INSTRUCTION: For this exercise, repeat all of the material verbatim apart from its images.

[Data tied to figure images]
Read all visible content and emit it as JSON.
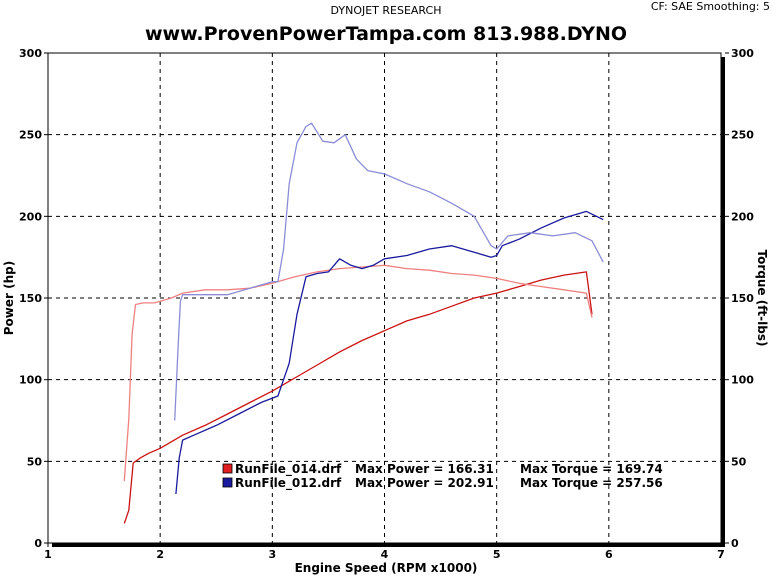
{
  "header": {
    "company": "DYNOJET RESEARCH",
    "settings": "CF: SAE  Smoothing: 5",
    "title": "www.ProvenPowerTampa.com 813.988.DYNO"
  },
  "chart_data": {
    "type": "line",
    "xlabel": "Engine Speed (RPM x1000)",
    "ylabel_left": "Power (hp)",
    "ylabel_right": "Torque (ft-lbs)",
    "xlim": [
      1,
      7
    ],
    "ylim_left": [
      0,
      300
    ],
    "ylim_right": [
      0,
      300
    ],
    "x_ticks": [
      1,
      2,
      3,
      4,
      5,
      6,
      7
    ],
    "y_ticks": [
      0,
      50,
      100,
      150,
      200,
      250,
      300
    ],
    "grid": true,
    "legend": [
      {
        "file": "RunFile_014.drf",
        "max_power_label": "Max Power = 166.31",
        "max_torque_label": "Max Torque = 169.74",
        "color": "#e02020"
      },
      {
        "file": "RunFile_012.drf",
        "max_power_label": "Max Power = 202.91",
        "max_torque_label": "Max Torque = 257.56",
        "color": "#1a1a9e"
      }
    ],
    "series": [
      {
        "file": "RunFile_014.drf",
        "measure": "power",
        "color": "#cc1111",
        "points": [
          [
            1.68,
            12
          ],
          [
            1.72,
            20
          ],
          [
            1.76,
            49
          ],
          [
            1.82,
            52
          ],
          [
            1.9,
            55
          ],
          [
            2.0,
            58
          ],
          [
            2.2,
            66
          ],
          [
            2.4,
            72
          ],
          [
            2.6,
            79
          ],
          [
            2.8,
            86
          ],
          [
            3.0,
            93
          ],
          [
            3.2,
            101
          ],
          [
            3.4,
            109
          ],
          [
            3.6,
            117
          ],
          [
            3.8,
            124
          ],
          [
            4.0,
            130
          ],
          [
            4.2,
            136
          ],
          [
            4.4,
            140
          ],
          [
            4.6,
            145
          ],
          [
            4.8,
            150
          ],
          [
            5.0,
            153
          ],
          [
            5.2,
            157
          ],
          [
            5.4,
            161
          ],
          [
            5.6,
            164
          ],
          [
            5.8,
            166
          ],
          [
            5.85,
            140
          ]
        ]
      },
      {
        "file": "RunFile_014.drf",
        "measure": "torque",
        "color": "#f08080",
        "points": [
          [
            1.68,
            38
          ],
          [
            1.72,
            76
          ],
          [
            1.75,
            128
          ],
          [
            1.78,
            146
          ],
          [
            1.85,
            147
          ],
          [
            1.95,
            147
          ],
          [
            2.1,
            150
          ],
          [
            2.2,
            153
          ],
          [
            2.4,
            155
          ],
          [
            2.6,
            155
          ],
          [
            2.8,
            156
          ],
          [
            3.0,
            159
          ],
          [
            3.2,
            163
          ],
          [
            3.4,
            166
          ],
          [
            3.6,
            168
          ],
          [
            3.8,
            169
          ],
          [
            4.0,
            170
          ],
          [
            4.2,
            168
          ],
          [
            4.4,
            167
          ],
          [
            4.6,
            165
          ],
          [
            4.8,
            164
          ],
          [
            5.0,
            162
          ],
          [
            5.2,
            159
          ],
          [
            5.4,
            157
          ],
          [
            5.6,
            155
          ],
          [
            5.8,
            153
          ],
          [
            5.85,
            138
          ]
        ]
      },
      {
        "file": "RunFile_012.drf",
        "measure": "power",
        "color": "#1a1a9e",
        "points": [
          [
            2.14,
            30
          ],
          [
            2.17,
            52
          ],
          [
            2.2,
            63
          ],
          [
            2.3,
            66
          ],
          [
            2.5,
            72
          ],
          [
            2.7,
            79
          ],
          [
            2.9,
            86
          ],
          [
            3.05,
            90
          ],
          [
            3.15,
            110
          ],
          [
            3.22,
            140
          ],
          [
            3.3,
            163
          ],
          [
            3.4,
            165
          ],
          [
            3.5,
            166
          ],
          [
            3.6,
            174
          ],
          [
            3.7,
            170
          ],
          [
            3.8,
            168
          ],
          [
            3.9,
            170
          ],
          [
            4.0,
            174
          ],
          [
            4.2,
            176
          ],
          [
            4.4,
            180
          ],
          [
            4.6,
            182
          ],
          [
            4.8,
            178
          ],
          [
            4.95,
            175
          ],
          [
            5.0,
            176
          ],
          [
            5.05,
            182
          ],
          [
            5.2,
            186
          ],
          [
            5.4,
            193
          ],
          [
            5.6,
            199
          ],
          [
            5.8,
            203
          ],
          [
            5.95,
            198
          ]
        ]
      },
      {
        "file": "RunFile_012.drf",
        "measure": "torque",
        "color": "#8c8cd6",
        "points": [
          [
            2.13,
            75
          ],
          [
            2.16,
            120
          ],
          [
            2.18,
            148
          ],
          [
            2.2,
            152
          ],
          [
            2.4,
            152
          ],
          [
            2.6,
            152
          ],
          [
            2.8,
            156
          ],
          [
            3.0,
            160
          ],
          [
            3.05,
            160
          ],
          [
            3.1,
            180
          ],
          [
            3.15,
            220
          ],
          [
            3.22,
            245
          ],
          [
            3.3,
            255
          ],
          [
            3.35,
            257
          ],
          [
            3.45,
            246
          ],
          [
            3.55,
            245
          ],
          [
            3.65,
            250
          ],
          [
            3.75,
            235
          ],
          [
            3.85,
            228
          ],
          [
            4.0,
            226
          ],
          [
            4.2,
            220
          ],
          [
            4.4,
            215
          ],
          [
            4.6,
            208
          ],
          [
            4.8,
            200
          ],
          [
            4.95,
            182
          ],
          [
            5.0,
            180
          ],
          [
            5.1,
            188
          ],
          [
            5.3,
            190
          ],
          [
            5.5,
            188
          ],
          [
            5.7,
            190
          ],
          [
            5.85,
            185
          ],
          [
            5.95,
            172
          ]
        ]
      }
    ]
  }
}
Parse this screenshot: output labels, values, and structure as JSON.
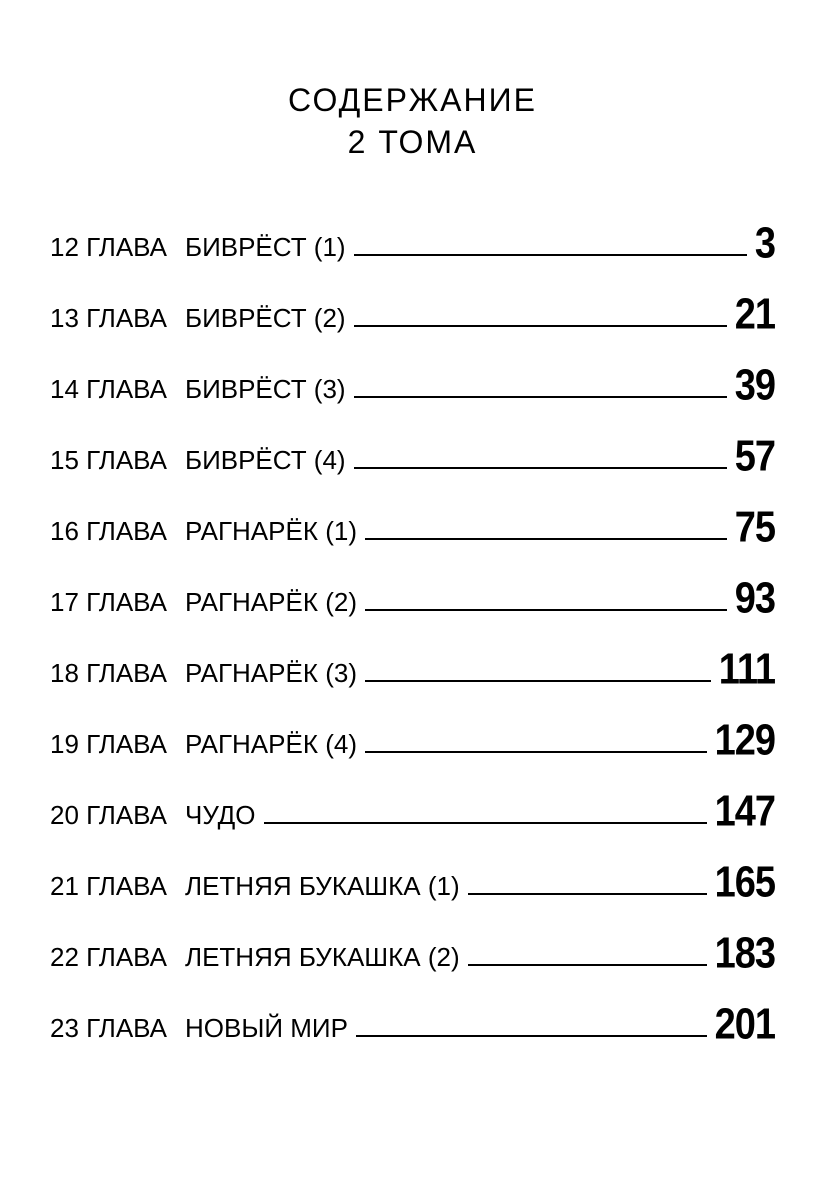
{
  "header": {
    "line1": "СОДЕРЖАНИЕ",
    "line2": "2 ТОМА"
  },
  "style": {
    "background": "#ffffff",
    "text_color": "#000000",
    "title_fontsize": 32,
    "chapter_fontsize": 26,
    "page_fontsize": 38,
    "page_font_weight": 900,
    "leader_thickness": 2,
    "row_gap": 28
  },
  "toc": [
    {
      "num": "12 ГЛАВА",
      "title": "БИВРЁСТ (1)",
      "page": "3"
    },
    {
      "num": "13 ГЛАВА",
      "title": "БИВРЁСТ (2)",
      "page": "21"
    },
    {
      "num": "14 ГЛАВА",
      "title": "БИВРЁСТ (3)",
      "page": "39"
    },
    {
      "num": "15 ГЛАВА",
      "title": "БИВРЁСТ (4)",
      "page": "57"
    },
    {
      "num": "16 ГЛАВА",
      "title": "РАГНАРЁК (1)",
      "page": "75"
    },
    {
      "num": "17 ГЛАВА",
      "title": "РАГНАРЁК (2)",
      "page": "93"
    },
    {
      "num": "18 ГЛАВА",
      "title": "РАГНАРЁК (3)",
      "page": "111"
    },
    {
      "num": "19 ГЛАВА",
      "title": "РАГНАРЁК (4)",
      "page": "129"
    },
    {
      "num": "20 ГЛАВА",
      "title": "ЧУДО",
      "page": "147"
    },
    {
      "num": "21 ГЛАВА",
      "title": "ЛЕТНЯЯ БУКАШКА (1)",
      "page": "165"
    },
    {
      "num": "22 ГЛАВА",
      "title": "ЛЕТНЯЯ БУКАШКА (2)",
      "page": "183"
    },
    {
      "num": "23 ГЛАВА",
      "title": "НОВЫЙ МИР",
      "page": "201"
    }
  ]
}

FINISHED TASK:
Read all visible content and emit it as JSON.
{
  "header": {
    "company": "DYNOJET RESEARCH",
    "settings": "CF: SAE  Smoothing: 5",
    "title": "www.ProvenPowerTampa.com 813.988.DYNO"
  },
  "chart_data": {
    "type": "line",
    "xlabel": "Engine Speed (RPM x1000)",
    "ylabel_left": "Power (hp)",
    "ylabel_right": "Torque (ft-lbs)",
    "xlim": [
      1,
      7
    ],
    "ylim_left": [
      0,
      300
    ],
    "ylim_right": [
      0,
      300
    ],
    "x_ticks": [
      1,
      2,
      3,
      4,
      5,
      6,
      7
    ],
    "y_ticks": [
      0,
      50,
      100,
      150,
      200,
      250,
      300
    ],
    "grid": true,
    "legend": [
      {
        "file": "RunFile_014.drf",
        "max_power_label": "Max Power = 166.31",
        "max_torque_label": "Max Torque = 169.74",
        "color": "#e02020"
      },
      {
        "file": "RunFile_012.drf",
        "max_power_label": "Max Power = 202.91",
        "max_torque_label": "Max Torque = 257.56",
        "color": "#1a1a9e"
      }
    ],
    "series": [
      {
        "file": "RunFile_014.drf",
        "measure": "power",
        "color": "#cc1111",
        "points": [
          [
            1.68,
            12
          ],
          [
            1.72,
            20
          ],
          [
            1.76,
            49
          ],
          [
            1.82,
            52
          ],
          [
            1.9,
            55
          ],
          [
            2.0,
            58
          ],
          [
            2.2,
            66
          ],
          [
            2.4,
            72
          ],
          [
            2.6,
            79
          ],
          [
            2.8,
            86
          ],
          [
            3.0,
            93
          ],
          [
            3.2,
            101
          ],
          [
            3.4,
            109
          ],
          [
            3.6,
            117
          ],
          [
            3.8,
            124
          ],
          [
            4.0,
            130
          ],
          [
            4.2,
            136
          ],
          [
            4.4,
            140
          ],
          [
            4.6,
            145
          ],
          [
            4.8,
            150
          ],
          [
            5.0,
            153
          ],
          [
            5.2,
            157
          ],
          [
            5.4,
            161
          ],
          [
            5.6,
            164
          ],
          [
            5.8,
            166
          ],
          [
            5.85,
            140
          ]
        ]
      },
      {
        "file": "RunFile_014.drf",
        "measure": "torque",
        "color": "#f08080",
        "points": [
          [
            1.68,
            38
          ],
          [
            1.72,
            76
          ],
          [
            1.75,
            128
          ],
          [
            1.78,
            146
          ],
          [
            1.85,
            147
          ],
          [
            1.95,
            147
          ],
          [
            2.1,
            150
          ],
          [
            2.2,
            153
          ],
          [
            2.4,
            155
          ],
          [
            2.6,
            155
          ],
          [
            2.8,
            156
          ],
          [
            3.0,
            159
          ],
          [
            3.2,
            163
          ],
          [
            3.4,
            166
          ],
          [
            3.6,
            168
          ],
          [
            3.8,
            169
          ],
          [
            4.0,
            170
          ],
          [
            4.2,
            168
          ],
          [
            4.4,
            167
          ],
          [
            4.6,
            165
          ],
          [
            4.8,
            164
          ],
          [
            5.0,
            162
          ],
          [
            5.2,
            159
          ],
          [
            5.4,
            157
          ],
          [
            5.6,
            155
          ],
          [
            5.8,
            153
          ],
          [
            5.85,
            138
          ]
        ]
      },
      {
        "file": "RunFile_012.drf",
        "measure": "power",
        "color": "#1a1a9e",
        "points": [
          [
            2.14,
            30
          ],
          [
            2.17,
            52
          ],
          [
            2.2,
            63
          ],
          [
            2.3,
            66
          ],
          [
            2.5,
            72
          ],
          [
            2.7,
            79
          ],
          [
            2.9,
            86
          ],
          [
            3.05,
            90
          ],
          [
            3.15,
            110
          ],
          [
            3.22,
            140
          ],
          [
            3.3,
            163
          ],
          [
            3.4,
            165
          ],
          [
            3.5,
            166
          ],
          [
            3.6,
            174
          ],
          [
            3.7,
            170
          ],
          [
            3.8,
            168
          ],
          [
            3.9,
            170
          ],
          [
            4.0,
            174
          ],
          [
            4.2,
            176
          ],
          [
            4.4,
            180
          ],
          [
            4.6,
            182
          ],
          [
            4.8,
            178
          ],
          [
            4.95,
            175
          ],
          [
            5.0,
            176
          ],
          [
            5.05,
            182
          ],
          [
            5.2,
            186
          ],
          [
            5.4,
            193
          ],
          [
            5.6,
            199
          ],
          [
            5.8,
            203
          ],
          [
            5.95,
            198
          ]
        ]
      },
      {
        "file": "RunFile_012.drf",
        "measure": "torque",
        "color": "#8c8cd6",
        "points": [
          [
            2.13,
            75
          ],
          [
            2.16,
            120
          ],
          [
            2.18,
            148
          ],
          [
            2.2,
            152
          ],
          [
            2.4,
            152
          ],
          [
            2.6,
            152
          ],
          [
            2.8,
            156
          ],
          [
            3.0,
            160
          ],
          [
            3.05,
            160
          ],
          [
            3.1,
            180
          ],
          [
            3.15,
            220
          ],
          [
            3.22,
            245
          ],
          [
            3.3,
            255
          ],
          [
            3.35,
            257
          ],
          [
            3.45,
            246
          ],
          [
            3.55,
            245
          ],
          [
            3.65,
            250
          ],
          [
            3.75,
            235
          ],
          [
            3.85,
            228
          ],
          [
            4.0,
            226
          ],
          [
            4.2,
            220
          ],
          [
            4.4,
            215
          ],
          [
            4.6,
            208
          ],
          [
            4.8,
            200
          ],
          [
            4.95,
            182
          ],
          [
            5.0,
            180
          ],
          [
            5.1,
            188
          ],
          [
            5.3,
            190
          ],
          [
            5.5,
            188
          ],
          [
            5.7,
            190
          ],
          [
            5.85,
            185
          ],
          [
            5.95,
            172
          ]
        ]
      }
    ]
  }
}
Parse this screenshot: output labels, values, and structure as JSON.
{
  "header": {
    "line1": "СОДЕРЖАНИЕ",
    "line2": "2 ТОМА"
  },
  "style": {
    "background": "#ffffff",
    "text_color": "#000000",
    "title_fontsize": 32,
    "chapter_fontsize": 26,
    "page_fontsize": 38,
    "page_font_weight": 900,
    "leader_thickness": 2,
    "row_gap": 28
  },
  "toc": [
    {
      "num": "12 ГЛАВА",
      "title": "БИВРЁСТ (1)",
      "page": "3"
    },
    {
      "num": "13 ГЛАВА",
      "title": "БИВРЁСТ (2)",
      "page": "21"
    },
    {
      "num": "14 ГЛАВА",
      "title": "БИВРЁСТ (3)",
      "page": "39"
    },
    {
      "num": "15 ГЛАВА",
      "title": "БИВРЁСТ (4)",
      "page": "57"
    },
    {
      "num": "16 ГЛАВА",
      "title": "РАГНАРЁК (1)",
      "page": "75"
    },
    {
      "num": "17 ГЛАВА",
      "title": "РАГНАРЁК (2)",
      "page": "93"
    },
    {
      "num": "18 ГЛАВА",
      "title": "РАГНАРЁК (3)",
      "page": "111"
    },
    {
      "num": "19 ГЛАВА",
      "title": "РАГНАРЁК (4)",
      "page": "129"
    },
    {
      "num": "20 ГЛАВА",
      "title": "ЧУДО",
      "page": "147"
    },
    {
      "num": "21 ГЛАВА",
      "title": "ЛЕТНЯЯ БУКАШКА (1)",
      "page": "165"
    },
    {
      "num": "22 ГЛАВА",
      "title": "ЛЕТНЯЯ БУКАШКА (2)",
      "page": "183"
    },
    {
      "num": "23 ГЛАВА",
      "title": "НОВЫЙ МИР",
      "page": "201"
    }
  ]
}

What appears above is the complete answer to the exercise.